TASK DESCRIPTION: Write out the whole listing, matching it exactly.

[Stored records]
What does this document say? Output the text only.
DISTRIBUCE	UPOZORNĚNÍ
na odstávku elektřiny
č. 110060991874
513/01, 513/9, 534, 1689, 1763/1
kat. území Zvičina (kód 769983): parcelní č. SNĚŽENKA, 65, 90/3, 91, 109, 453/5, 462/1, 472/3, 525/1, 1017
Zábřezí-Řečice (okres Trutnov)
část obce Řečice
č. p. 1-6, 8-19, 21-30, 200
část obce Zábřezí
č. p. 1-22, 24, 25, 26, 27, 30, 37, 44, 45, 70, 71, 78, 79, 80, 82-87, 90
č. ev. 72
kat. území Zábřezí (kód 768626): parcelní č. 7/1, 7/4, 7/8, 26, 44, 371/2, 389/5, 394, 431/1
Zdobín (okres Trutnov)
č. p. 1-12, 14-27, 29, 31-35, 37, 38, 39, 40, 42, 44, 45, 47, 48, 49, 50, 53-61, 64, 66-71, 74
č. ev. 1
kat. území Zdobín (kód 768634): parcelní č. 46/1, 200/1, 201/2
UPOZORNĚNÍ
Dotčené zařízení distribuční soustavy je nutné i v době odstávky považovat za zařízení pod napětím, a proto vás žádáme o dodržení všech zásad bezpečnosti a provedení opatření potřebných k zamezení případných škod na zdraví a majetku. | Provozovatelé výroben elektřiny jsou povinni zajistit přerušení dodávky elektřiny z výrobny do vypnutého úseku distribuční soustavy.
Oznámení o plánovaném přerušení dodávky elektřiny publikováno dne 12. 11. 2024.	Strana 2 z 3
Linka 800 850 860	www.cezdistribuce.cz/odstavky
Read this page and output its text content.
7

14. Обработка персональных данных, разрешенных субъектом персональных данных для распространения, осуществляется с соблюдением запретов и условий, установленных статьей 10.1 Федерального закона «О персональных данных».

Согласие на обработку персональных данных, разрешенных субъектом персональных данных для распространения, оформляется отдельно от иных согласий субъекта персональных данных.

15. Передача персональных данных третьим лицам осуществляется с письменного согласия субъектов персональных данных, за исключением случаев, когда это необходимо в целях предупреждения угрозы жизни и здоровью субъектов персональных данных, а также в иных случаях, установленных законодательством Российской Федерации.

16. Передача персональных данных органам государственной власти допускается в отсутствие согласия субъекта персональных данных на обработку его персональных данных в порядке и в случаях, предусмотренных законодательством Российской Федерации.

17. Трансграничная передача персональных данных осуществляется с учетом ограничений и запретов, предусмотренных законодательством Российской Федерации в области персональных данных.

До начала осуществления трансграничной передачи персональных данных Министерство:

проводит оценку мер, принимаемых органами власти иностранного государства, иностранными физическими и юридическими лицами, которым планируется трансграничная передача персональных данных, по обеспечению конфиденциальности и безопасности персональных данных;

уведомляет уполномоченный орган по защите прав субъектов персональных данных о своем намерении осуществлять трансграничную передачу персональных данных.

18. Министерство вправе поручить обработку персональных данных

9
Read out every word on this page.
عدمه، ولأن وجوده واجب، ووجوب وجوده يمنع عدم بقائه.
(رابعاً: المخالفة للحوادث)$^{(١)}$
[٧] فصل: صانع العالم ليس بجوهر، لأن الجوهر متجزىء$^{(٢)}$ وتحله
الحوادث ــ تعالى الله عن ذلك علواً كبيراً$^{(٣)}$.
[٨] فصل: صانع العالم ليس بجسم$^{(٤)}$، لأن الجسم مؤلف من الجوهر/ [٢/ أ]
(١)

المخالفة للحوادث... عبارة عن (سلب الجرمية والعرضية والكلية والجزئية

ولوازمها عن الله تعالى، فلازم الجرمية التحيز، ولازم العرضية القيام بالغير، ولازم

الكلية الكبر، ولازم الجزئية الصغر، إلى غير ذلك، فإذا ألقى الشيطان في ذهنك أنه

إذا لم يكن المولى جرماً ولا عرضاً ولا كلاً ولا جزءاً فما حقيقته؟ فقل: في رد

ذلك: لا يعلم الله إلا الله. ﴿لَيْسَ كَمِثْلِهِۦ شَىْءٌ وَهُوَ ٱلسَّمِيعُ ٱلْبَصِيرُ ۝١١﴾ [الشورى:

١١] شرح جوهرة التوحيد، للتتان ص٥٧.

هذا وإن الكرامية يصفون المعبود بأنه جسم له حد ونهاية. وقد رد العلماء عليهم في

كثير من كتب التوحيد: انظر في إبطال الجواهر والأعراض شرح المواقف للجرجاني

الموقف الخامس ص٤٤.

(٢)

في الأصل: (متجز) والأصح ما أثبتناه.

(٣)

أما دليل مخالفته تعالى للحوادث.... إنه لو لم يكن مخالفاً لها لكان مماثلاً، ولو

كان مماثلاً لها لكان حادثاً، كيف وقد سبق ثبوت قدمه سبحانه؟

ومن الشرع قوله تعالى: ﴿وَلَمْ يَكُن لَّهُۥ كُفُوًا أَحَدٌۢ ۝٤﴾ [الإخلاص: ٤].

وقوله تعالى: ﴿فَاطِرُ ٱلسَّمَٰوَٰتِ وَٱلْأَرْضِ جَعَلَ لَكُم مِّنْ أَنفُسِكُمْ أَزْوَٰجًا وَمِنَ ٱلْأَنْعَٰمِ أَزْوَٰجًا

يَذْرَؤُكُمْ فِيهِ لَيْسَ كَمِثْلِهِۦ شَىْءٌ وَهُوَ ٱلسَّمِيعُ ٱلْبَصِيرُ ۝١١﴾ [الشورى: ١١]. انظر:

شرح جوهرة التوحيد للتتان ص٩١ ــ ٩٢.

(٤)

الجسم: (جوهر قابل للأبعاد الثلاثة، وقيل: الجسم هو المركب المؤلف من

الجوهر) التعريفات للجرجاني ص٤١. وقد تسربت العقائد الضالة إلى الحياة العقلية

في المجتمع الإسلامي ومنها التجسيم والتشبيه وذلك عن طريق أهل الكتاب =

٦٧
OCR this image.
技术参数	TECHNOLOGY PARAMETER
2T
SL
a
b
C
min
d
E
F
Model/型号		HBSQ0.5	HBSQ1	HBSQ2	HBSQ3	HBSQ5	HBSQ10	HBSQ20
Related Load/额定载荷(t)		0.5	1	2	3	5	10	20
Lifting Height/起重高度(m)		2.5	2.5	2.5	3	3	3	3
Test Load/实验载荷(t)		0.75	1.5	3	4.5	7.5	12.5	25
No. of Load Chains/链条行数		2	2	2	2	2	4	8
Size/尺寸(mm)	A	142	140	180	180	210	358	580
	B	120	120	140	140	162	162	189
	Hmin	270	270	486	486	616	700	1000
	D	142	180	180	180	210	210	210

SOLUTION FOR THIS TASK:
What does this document say? Output the text only.
DISTRIBUCE	UPOZORNĚNÍ
na odstávku elektřiny
č. 110060991874
513/01, 513/9, 534, 1689, 1763/1
kat. území Zvičina (kód 769983): parcelní č. SNĚŽENKA, 65, 90/3, 91, 109, 453/5, 462/1, 472/3, 525/1, 1017
Zábřezí-Řečice (okres Trutnov)
část obce Řečice
č. p. 1-6, 8-19, 21-30, 200
část obce Zábřezí
č. p. 1-22, 24, 25, 26, 27, 30, 37, 44, 45, 70, 71, 78, 79, 80, 82-87, 90
č. ev. 72
kat. území Zábřezí (kód 768626): parcelní č. 7/1, 7/4, 7/8, 26, 44, 371/2, 389/5, 394, 431/1
Zdobín (okres Trutnov)
č. p. 1-12, 14-27, 29, 31-35, 37, 38, 39, 40, 42, 44, 45, 47, 48, 49, 50, 53-61, 64, 66-71, 74
č. ev. 1
kat. území Zdobín (kód 768634): parcelní č. 46/1, 200/1, 201/2
UPOZORNĚNÍ
Dotčené zařízení distribuční soustavy je nutné i v době odstávky považovat za zařízení pod napětím, a proto vás žádáme o dodržení všech zásad bezpečnosti a provedení opatření potřebných k zamezení případných škod na zdraví a majetku. | Provozovatelé výroben elektřiny jsou povinni zajistit přerušení dodávky elektřiny z výrobny do vypnutého úseku distribuční soustavy.
Oznámení o plánovaném přerušení dodávky elektřiny publikováno dne 12. 11. 2024.	Strana 2 z 3
Linka 800 850 860	www.cezdistribuce.cz/odstavky
Read this page and output its text content.
7

14. Обработка персональных данных, разрешенных субъектом персональных данных для распространения, осуществляется с соблюдением запретов и условий, установленных статьей 10.1 Федерального закона «О персональных данных».

Согласие на обработку персональных данных, разрешенных субъектом персональных данных для распространения, оформляется отдельно от иных согласий субъекта персональных данных.

15. Передача персональных данных третьим лицам осуществляется с письменного согласия субъектов персональных данных, за исключением случаев, когда это необходимо в целях предупреждения угрозы жизни и здоровью субъектов персональных данных, а также в иных случаях, установленных законодательством Российской Федерации.

16. Передача персональных данных органам государственной власти допускается в отсутствие согласия субъекта персональных данных на обработку его персональных данных в порядке и в случаях, предусмотренных законодательством Российской Федерации.

17. Трансграничная передача персональных данных осуществляется с учетом ограничений и запретов, предусмотренных законодательством Российской Федерации в области персональных данных.

До начала осуществления трансграничной передачи персональных данных Министерство:

проводит оценку мер, принимаемых органами власти иностранного государства, иностранными физическими и юридическими лицами, которым планируется трансграничная передача персональных данных, по обеспечению конфиденциальности и безопасности персональных данных;

уведомляет уполномоченный орган по защите прав субъектов персональных данных о своем намерении осуществлять трансграничную передачу персональных данных.

18. Министерство вправе поручить обработку персональных данных

9
Read out every word on this page.
عدمه، ولأن وجوده واجب، ووجوب وجوده يمنع عدم بقائه.
(رابعاً: المخالفة للحوادث)$^{(١)}$
[٧] فصل: صانع العالم ليس بجوهر، لأن الجوهر متجزىء$^{(٢)}$ وتحله
الحوادث ــ تعالى الله عن ذلك علواً كبيراً$^{(٣)}$.
[٨] فصل: صانع العالم ليس بجسم$^{(٤)}$، لأن الجسم مؤلف من الجوهر/ [٢/ أ]
(١)

المخالفة للحوادث... عبارة عن (سلب الجرمية والعرضية والكلية والجزئية

ولوازمها عن الله تعالى، فلازم الجرمية التحيز، ولازم العرضية القيام بالغير، ولازم

الكلية الكبر، ولازم الجزئية الصغر، إلى غير ذلك، فإذا ألقى الشيطان في ذهنك أنه

إذا لم يكن المولى جرماً ولا عرضاً ولا كلاً ولا جزءاً فما حقيقته؟ فقل: في رد

ذلك: لا يعلم الله إلا الله. ﴿لَيْسَ كَمِثْلِهِۦ شَىْءٌ وَهُوَ ٱلسَّمِيعُ ٱلْبَصِيرُ ۝١١﴾ [الشورى:

١١] شرح جوهرة التوحيد، للتتان ص٥٧.

هذا وإن الكرامية يصفون المعبود بأنه جسم له حد ونهاية. وقد رد العلماء عليهم في

كثير من كتب التوحيد: انظر في إبطال الجواهر والأعراض شرح المواقف للجرجاني

الموقف الخامس ص٤٤.

(٢)

في الأصل: (متجز) والأصح ما أثبتناه.

(٣)

أما دليل مخالفته تعالى للحوادث.... إنه لو لم يكن مخالفاً لها لكان مماثلاً، ولو

كان مماثلاً لها لكان حادثاً، كيف وقد سبق ثبوت قدمه سبحانه؟

ومن الشرع قوله تعالى: ﴿وَلَمْ يَكُن لَّهُۥ كُفُوًا أَحَدٌۢ ۝٤﴾ [الإخلاص: ٤].

وقوله تعالى: ﴿فَاطِرُ ٱلسَّمَٰوَٰتِ وَٱلْأَرْضِ جَعَلَ لَكُم مِّنْ أَنفُسِكُمْ أَزْوَٰجًا وَمِنَ ٱلْأَنْعَٰمِ أَزْوَٰجًا

يَذْرَؤُكُمْ فِيهِ لَيْسَ كَمِثْلِهِۦ شَىْءٌ وَهُوَ ٱلسَّمِيعُ ٱلْبَصِيرُ ۝١١﴾ [الشورى: ١١]. انظر:

شرح جوهرة التوحيد للتتان ص٩١ ــ ٩٢.

(٤)

الجسم: (جوهر قابل للأبعاد الثلاثة، وقيل: الجسم هو المركب المؤلف من

الجوهر) التعريفات للجرجاني ص٤١. وقد تسربت العقائد الضالة إلى الحياة العقلية

في المجتمع الإسلامي ومنها التجسيم والتشبيه وذلك عن طريق أهل الكتاب =

٦٧
OCR this image.
技术参数	TECHNOLOGY PARAMETER
2T
SL
a
b
C
min
d
E
F
Model/型号		HBSQ0.5	HBSQ1	HBSQ2	HBSQ3	HBSQ5	HBSQ10	HBSQ20
Related Load/额定载荷(t)		0.5	1	2	3	5	10	20
Lifting Height/起重高度(m)		2.5	2.5	2.5	3	3	3	3
Test Load/实验载荷(t)		0.75	1.5	3	4.5	7.5	12.5	25
No. of Load Chains/链条行数		2	2	2	2	2	4	8
Size/尺寸(mm)	A	142	140	180	180	210	358	580
	B	120	120	140	140	162	162	189
	Hmin	270	270	486	486	616	700	1000
	D	142	180	180	180	210	210	210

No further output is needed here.